● **PROBLEM TO WORK ON**
Locate each line holding the string "agathaamoreiraa" and copy it.
::::::::
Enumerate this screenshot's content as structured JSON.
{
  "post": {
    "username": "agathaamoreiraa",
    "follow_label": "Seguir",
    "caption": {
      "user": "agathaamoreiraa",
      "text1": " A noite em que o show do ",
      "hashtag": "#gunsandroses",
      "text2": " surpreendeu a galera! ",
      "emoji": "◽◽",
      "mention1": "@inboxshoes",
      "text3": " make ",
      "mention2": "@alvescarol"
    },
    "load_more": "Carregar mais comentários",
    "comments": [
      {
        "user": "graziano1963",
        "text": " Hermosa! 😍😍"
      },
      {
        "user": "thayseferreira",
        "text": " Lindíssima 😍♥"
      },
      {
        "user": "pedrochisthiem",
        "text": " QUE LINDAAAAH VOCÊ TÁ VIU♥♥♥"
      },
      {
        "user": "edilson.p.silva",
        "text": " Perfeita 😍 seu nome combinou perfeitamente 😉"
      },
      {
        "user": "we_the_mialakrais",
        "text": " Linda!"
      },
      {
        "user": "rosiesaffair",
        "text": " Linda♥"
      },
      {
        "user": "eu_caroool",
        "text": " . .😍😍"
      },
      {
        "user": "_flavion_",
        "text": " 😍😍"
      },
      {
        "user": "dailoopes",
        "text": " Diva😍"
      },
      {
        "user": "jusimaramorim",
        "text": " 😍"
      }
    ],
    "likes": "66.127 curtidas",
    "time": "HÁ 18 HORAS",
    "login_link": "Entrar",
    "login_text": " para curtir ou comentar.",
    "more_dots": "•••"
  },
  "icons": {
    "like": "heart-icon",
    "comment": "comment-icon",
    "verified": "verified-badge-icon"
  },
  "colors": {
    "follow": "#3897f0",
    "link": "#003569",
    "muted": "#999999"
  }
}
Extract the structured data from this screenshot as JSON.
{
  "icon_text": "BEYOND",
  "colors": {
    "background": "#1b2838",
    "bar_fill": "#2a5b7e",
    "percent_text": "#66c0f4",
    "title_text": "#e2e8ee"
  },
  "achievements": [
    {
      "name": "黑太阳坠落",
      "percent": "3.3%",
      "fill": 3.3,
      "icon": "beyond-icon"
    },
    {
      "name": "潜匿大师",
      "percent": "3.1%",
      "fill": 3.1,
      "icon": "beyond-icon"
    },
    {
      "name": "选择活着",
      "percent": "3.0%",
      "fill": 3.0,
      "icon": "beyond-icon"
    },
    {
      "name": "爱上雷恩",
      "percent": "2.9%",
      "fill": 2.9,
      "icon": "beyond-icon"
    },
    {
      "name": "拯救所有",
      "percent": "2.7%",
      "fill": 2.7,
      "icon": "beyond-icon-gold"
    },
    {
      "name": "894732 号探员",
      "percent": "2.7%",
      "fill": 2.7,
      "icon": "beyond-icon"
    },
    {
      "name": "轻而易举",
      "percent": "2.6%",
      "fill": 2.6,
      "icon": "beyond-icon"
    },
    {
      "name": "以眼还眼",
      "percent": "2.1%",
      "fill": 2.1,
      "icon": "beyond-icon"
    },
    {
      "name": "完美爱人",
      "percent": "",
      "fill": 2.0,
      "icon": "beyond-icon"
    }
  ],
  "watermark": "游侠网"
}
::::::::
● **OUTPUT FOR THIS TASK**
    "username": "agathaamoreiraa",
      "user": "agathaamoreiraa",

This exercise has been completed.